● PROBLEM DESCRIPTION: Report only the number of lines in the records that contain the word "силу".

(Dataset items)
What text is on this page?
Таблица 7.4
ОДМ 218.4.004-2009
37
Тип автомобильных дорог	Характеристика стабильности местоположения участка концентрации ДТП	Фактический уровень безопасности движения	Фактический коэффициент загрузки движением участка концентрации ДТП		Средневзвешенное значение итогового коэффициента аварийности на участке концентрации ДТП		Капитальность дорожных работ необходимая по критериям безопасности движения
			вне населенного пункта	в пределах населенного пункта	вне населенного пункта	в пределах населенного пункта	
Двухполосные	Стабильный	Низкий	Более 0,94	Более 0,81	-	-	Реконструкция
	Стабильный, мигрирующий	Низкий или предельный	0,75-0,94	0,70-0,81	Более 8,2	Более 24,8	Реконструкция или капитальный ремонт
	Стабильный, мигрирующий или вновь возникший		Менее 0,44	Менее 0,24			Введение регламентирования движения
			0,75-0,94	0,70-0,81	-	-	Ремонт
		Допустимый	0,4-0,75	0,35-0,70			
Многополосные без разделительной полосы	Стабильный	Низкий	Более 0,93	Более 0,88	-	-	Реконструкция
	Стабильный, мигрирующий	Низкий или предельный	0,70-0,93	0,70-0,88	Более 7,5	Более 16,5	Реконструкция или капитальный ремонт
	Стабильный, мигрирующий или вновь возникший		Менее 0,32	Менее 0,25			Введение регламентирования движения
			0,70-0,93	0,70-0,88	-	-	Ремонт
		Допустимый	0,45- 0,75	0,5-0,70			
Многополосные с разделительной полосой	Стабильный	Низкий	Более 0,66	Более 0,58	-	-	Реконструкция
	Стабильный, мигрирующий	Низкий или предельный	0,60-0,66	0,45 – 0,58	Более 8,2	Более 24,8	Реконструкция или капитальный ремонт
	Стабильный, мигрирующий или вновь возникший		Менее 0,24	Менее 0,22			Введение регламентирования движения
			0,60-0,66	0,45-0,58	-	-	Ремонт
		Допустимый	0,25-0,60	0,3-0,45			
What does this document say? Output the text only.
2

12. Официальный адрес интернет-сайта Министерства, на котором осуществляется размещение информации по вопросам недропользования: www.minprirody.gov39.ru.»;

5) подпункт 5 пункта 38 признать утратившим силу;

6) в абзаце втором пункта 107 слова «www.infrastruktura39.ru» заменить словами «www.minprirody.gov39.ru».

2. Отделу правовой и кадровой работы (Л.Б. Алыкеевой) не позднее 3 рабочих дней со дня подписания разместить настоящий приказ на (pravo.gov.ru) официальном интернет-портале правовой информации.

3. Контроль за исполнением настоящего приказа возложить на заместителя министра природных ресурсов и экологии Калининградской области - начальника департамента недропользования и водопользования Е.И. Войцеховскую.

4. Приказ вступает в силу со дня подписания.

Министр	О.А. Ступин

● OUTPUT: 2